--- Exercise goal ---
Quote the listing below in its entirety, omitting every image.

Dataset records

————

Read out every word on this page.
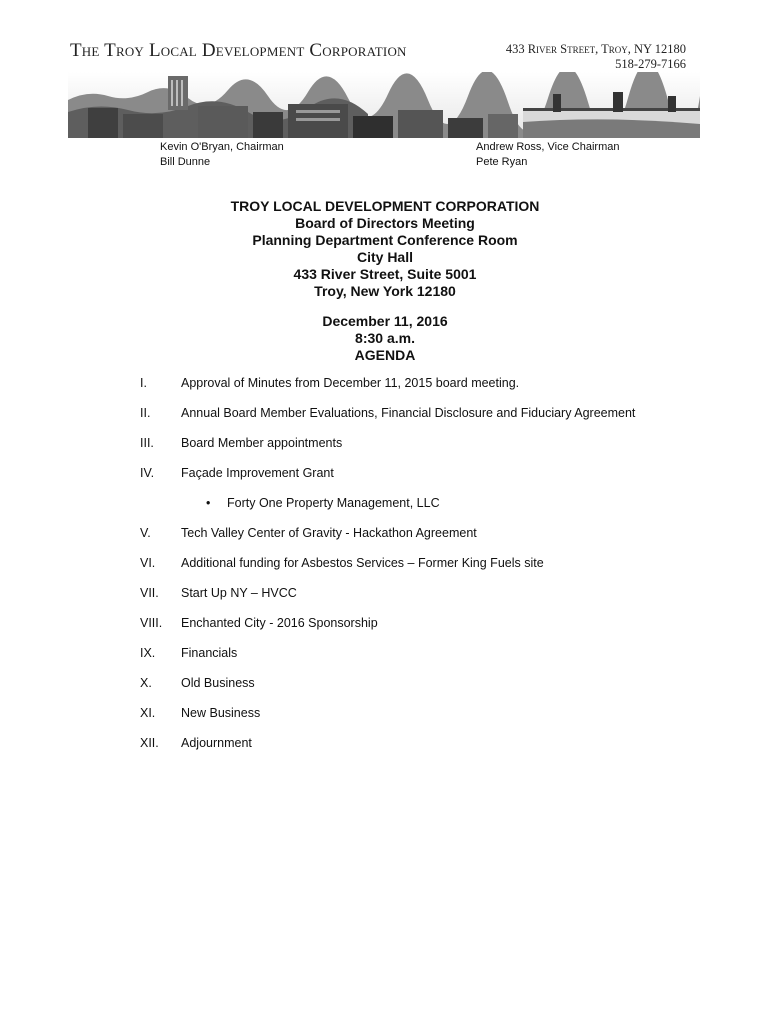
The Troy Local Development Corporation	433 River Street, Troy, NY 12180
518-279-7166
Kevin O'Bryan, Chairman
Bill Dunne
Andrew Ross, Vice Chairman
Pete Ryan
TROY LOCAL DEVELOPMENT CORPORATION
Board of Directors Meeting
Planning Department Conference Room
City Hall
433 River Street, Suite 5001
Troy, New York 12180
December 11, 2016
8:30 a.m.
AGENDA
I.	Approval of Minutes from December 11, 2015 board meeting.
II. Annual Board Member Evaluations, Financial Disclosure and Fiduciary Agreement
III. Board Member appointments
IV. Façade Improvement Grant
• Forty One Property Management, LLC
V. Tech Valley Center of Gravity - Hackathon Agreement
VI. Additional funding for Asbestos Services – Former King Fuels site
VII. Start Up NY – HVCC
VIII. Enchanted City - 2016 Sponsorship
IX. Financials
X. Old Business
XI. New Business
XII. Adjournment
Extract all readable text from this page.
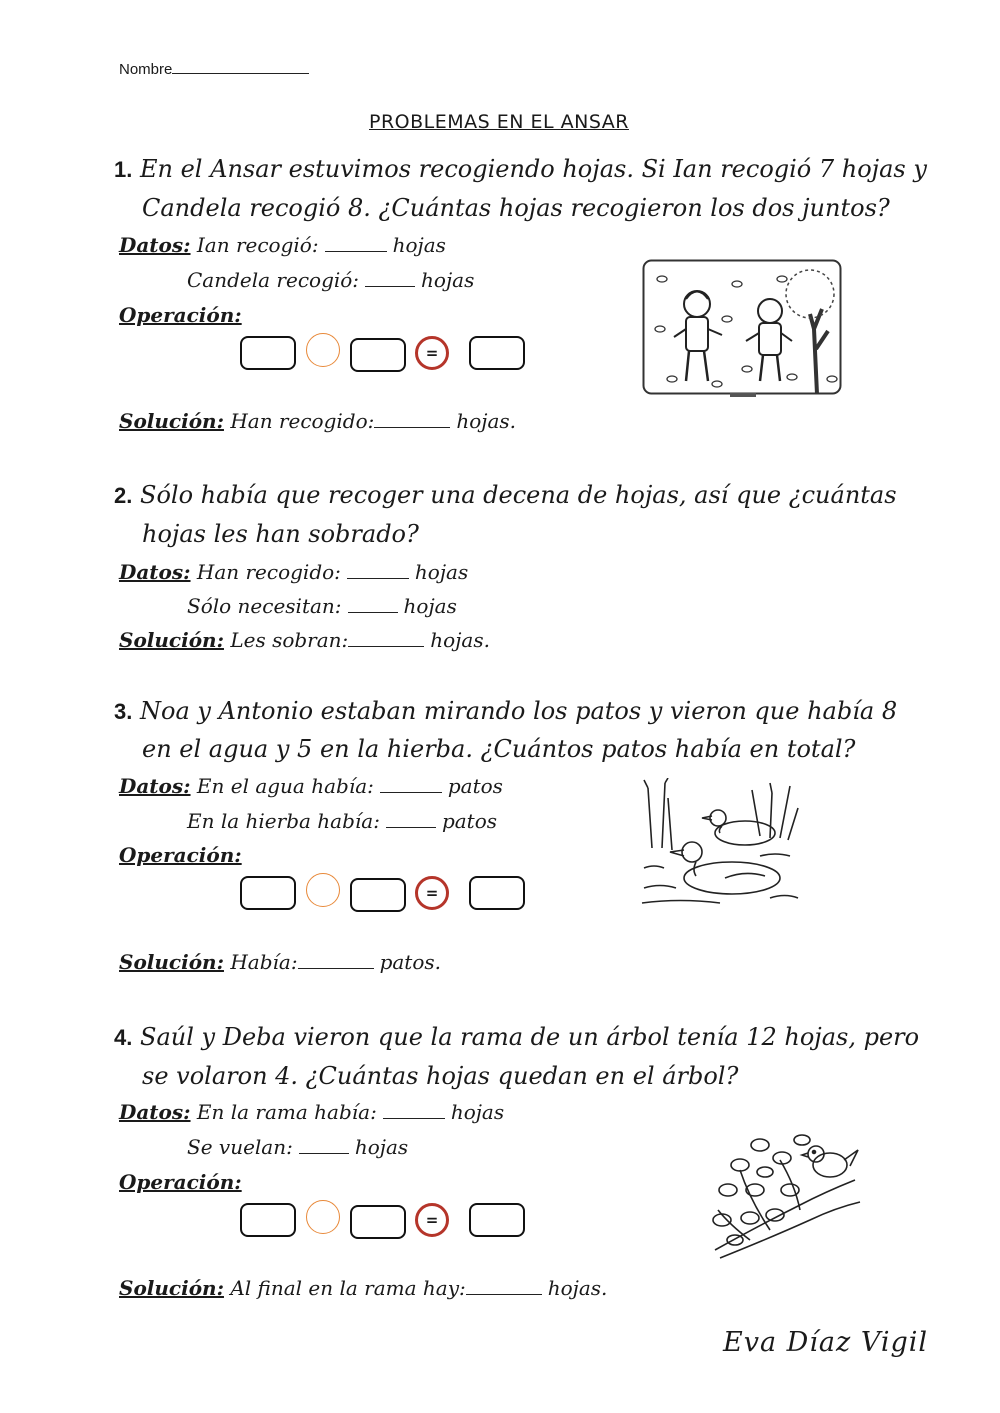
Nombre
PROBLEMAS EN EL ANSAR
1. En el Ansar estuvimos recogiendo hojas. Si Ian recogió 7 hojas y
Candela recogió 8. ¿Cuántas hojas recogieron los dos juntos?
Datos: Ian recogió:	hojas
Candela recogió:	hojas
Operación:
=
Solución: Han recogido:	hojas.
2. Sólo había que recoger una decena de hojas, así que ¿cuántas
hojas les han sobrado?
Datos: Han recogido:	hojas
Sólo necesitan:	hojas
Solución: Les sobran:	hojas.
3. Noa y Antonio estaban mirando los patos y vieron que había 8
en el agua y 5 en la hierba. ¿Cuántos patos había en total?
Datos: En el agua había:	patos
En la hierba había:	patos
Operación:
=
Solución: Había:	patos.
4. Saúl y Deba vieron que la rama de un árbol tenía 12 hojas, pero
se volaron 4. ¿Cuántas hojas quedan en el árbol?
Datos: En la rama había:	hojas
Se vuelan:	hojas
Operación:
=
Solución: Al final en la rama hay:	hojas.
Eva Díaz Vigil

————

--- Answer in full ---
Read out every word on this page.
The Troy Local Development Corporation	433 River Street, Troy, NY 12180
518-279-7166
Kevin O'Bryan, Chairman
Bill Dunne
Andrew Ross, Vice Chairman
Pete Ryan
TROY LOCAL DEVELOPMENT CORPORATION
Board of Directors Meeting
Planning Department Conference Room
City Hall
433 River Street, Suite 5001
Troy, New York 12180
December 11, 2016
8:30 a.m.
AGENDA
I.	Approval of Minutes from December 11, 2015 board meeting.
II. Annual Board Member Evaluations, Financial Disclosure and Fiduciary Agreement
III. Board Member appointments
IV. Façade Improvement Grant
• Forty One Property Management, LLC
V. Tech Valley Center of Gravity - Hackathon Agreement
VI. Additional funding for Asbestos Services – Former King Fuels site
VII. Start Up NY – HVCC
VIII. Enchanted City - 2016 Sponsorship
IX. Financials
X. Old Business
XI. New Business
XII. Adjournment
Extract all readable text from this page.
Nombre
PROBLEMAS EN EL ANSAR
1. En el Ansar estuvimos recogiendo hojas. Si Ian recogió 7 hojas y
Candela recogió 8. ¿Cuántas hojas recogieron los dos juntos?
Datos: Ian recogió:	hojas
Candela recogió:	hojas
Operación:
=
Solución: Han recogido:	hojas.
2. Sólo había que recoger una decena de hojas, así que ¿cuántas
hojas les han sobrado?
Datos: Han recogido:	hojas
Sólo necesitan:	hojas
Solución: Les sobran:	hojas.
3. Noa y Antonio estaban mirando los patos y vieron que había 8
en el agua y 5 en la hierba. ¿Cuántos patos había en total?
Datos: En el agua había:	patos
En la hierba había:	patos
Operación:
=
Solución: Había:	patos.
4. Saúl y Deba vieron que la rama de un árbol tenía 12 hojas, pero
se volaron 4. ¿Cuántas hojas quedan en el árbol?
Datos: En la rama había:	hojas
Se vuelan:	hojas
Operación:
=
Solución: Al final en la rama hay:	hojas.
Eva Díaz Vigil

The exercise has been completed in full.